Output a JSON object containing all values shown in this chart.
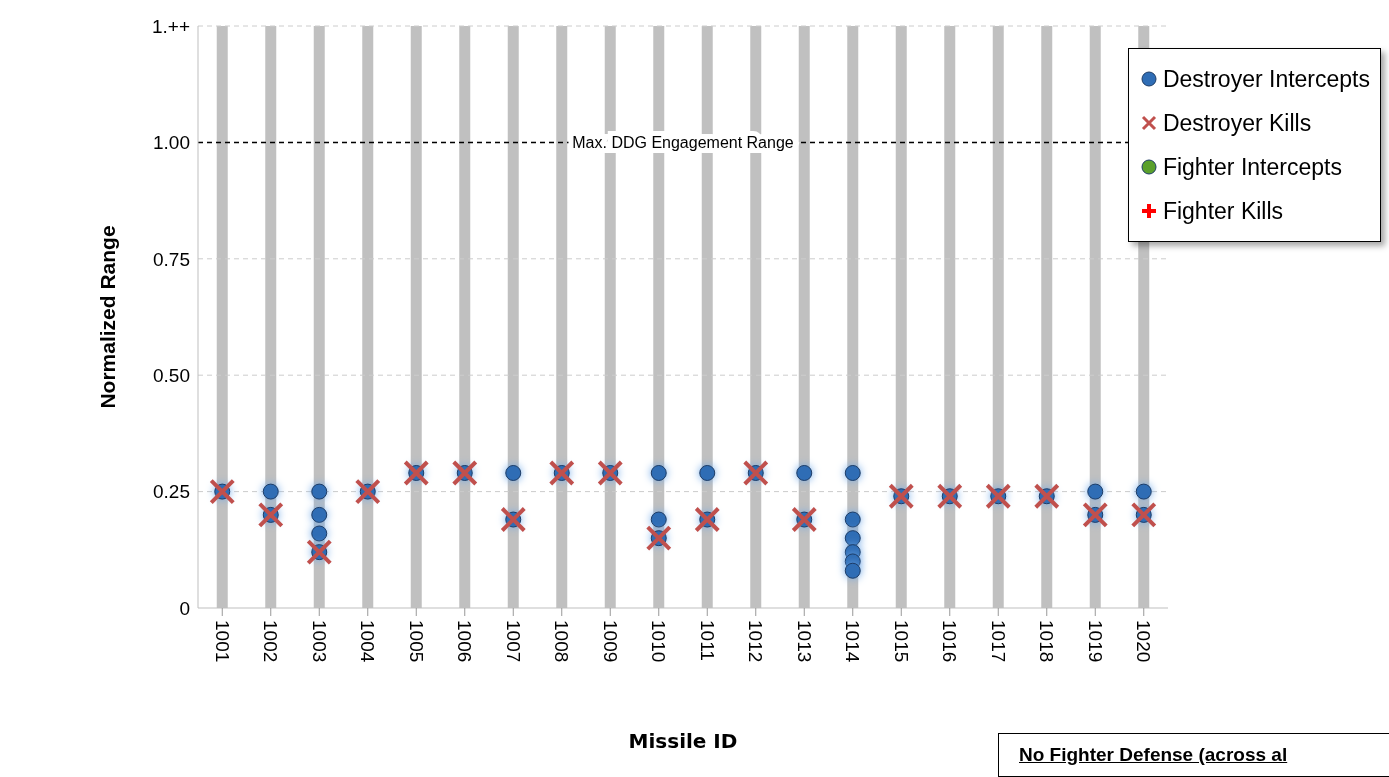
{
  "chart_data": {
    "type": "scatter",
    "xlabel": "Missile ID",
    "ylabel": "Normalized Range",
    "series": [
      {
        "name": "Destroyer Intercepts",
        "color": "#2f6db5",
        "marker": "circle",
        "x": [
          1001,
          1002,
          1002,
          1003,
          1003,
          1003,
          1003,
          1004,
          1005,
          1006,
          1007,
          1007,
          1008,
          1009,
          1010,
          1010,
          1010,
          1011,
          1011,
          1012,
          1013,
          1013,
          1014,
          1014,
          1014,
          1014,
          1014,
          1014,
          1015,
          1016,
          1017,
          1018,
          1019,
          1019,
          1020,
          1020
        ],
        "values": [
          0.25,
          0.25,
          0.2,
          0.25,
          0.2,
          0.16,
          0.12,
          0.25,
          0.29,
          0.29,
          0.29,
          0.19,
          0.29,
          0.29,
          0.29,
          0.19,
          0.15,
          0.29,
          0.19,
          0.29,
          0.29,
          0.19,
          0.29,
          0.19,
          0.15,
          0.12,
          0.1,
          0.08,
          0.24,
          0.24,
          0.24,
          0.24,
          0.25,
          0.2,
          0.25,
          0.2
        ]
      },
      {
        "name": "Destroyer Kills",
        "color": "#c0504d",
        "marker": "cross",
        "x": [
          1001,
          1002,
          1003,
          1004,
          1005,
          1006,
          1007,
          1008,
          1009,
          1010,
          1011,
          1012,
          1013,
          1015,
          1016,
          1017,
          1018,
          1019,
          1020
        ],
        "values": [
          0.25,
          0.2,
          0.12,
          0.25,
          0.29,
          0.29,
          0.19,
          0.29,
          0.29,
          0.15,
          0.19,
          0.29,
          0.19,
          0.24,
          0.24,
          0.24,
          0.24,
          0.2,
          0.2
        ]
      },
      {
        "name": "Fighter Intercepts",
        "color": "#5aa02c",
        "marker": "circle"
      },
      {
        "name": "Fighter Kills",
        "color": "#ff0000",
        "marker": "plus"
      }
    ],
    "xlim": [
      1000.5,
      1020.5
    ],
    "xticks": [
      1001,
      1002,
      1003,
      1004,
      1005,
      1006,
      1007,
      1008,
      1009,
      1010,
      1011,
      1012,
      1013,
      1014,
      1015,
      1016,
      1017,
      1018,
      1019,
      1020
    ],
    "ylim": [
      0,
      1.25
    ],
    "yticks": [
      0,
      0.25,
      {
        "value": 0.5,
        "label": "0.50"
      },
      0.75,
      {
        "value": 1,
        "label": "1.00"
      },
      {
        "value": 1.25,
        "label": "1.++"
      }
    ],
    "ref_lines": [
      {
        "axis": "y",
        "value": 1,
        "label": "Max. DDG Engagement Range",
        "color": "#000000",
        "line_style": "dashed"
      }
    ],
    "annotations": [
      "No Fighter Defense (across al"
    ],
    "grid": true,
    "legend": "top right"
  }
}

++++++

= Written request =
Go through the material above and print all of it exactly, except the pictures.

= Output below =
Output a JSON object containing all values shown in this chart.
{
  "chart_data": {
    "type": "scatter",
    "xlabel": "Missile ID",
    "ylabel": "Normalized Range",
    "series": [
      {
        "name": "Destroyer Intercepts",
        "color": "#2f6db5",
        "marker": "circle",
        "x": [
          1001,
          1002,
          1002,
          1003,
          1003,
          1003,
          1003,
          1004,
          1005,
          1006,
          1007,
          1007,
          1008,
          1009,
          1010,
          1010,
          1010,
          1011,
          1011,
          1012,
          1013,
          1013,
          1014,
          1014,
          1014,
          1014,
          1014,
          1014,
          1015,
          1016,
          1017,
          1018,
          1019,
          1019,
          1020,
          1020
        ],
        "values": [
          0.25,
          0.25,
          0.2,
          0.25,
          0.2,
          0.16,
          0.12,
          0.25,
          0.29,
          0.29,
          0.29,
          0.19,
          0.29,
          0.29,
          0.29,
          0.19,
          0.15,
          0.29,
          0.19,
          0.29,
          0.29,
          0.19,
          0.29,
          0.19,
          0.15,
          0.12,
          0.1,
          0.08,
          0.24,
          0.24,
          0.24,
          0.24,
          0.25,
          0.2,
          0.25,
          0.2
        ]
      },
      {
        "name": "Destroyer Kills",
        "color": "#c0504d",
        "marker": "cross",
        "x": [
          1001,
          1002,
          1003,
          1004,
          1005,
          1006,
          1007,
          1008,
          1009,
          1010,
          1011,
          1012,
          1013,
          1015,
          1016,
          1017,
          1018,
          1019,
          1020
        ],
        "values": [
          0.25,
          0.2,
          0.12,
          0.25,
          0.29,
          0.29,
          0.19,
          0.29,
          0.29,
          0.15,
          0.19,
          0.29,
          0.19,
          0.24,
          0.24,
          0.24,
          0.24,
          0.2,
          0.2
        ]
      },
      {
        "name": "Fighter Intercepts",
        "color": "#5aa02c",
        "marker": "circle"
      },
      {
        "name": "Fighter Kills",
        "color": "#ff0000",
        "marker": "plus"
      }
    ],
    "xlim": [
      1000.5,
      1020.5
    ],
    "xticks": [
      1001,
      1002,
      1003,
      1004,
      1005,
      1006,
      1007,
      1008,
      1009,
      1010,
      1011,
      1012,
      1013,
      1014,
      1015,
      1016,
      1017,
      1018,
      1019,
      1020
    ],
    "ylim": [
      0,
      1.25
    ],
    "yticks": [
      0,
      0.25,
      {
        "value": 0.5,
        "label": "0.50"
      },
      0.75,
      {
        "value": 1,
        "label": "1.00"
      },
      {
        "value": 1.25,
        "label": "1.++"
      }
    ],
    "ref_lines": [
      {
        "axis": "y",
        "value": 1,
        "label": "Max. DDG Engagement Range",
        "color": "#000000",
        "line_style": "dashed"
      }
    ],
    "annotations": [
      "No Fighter Defense (across al"
    ],
    "grid": true,
    "legend": "top right"
  }
}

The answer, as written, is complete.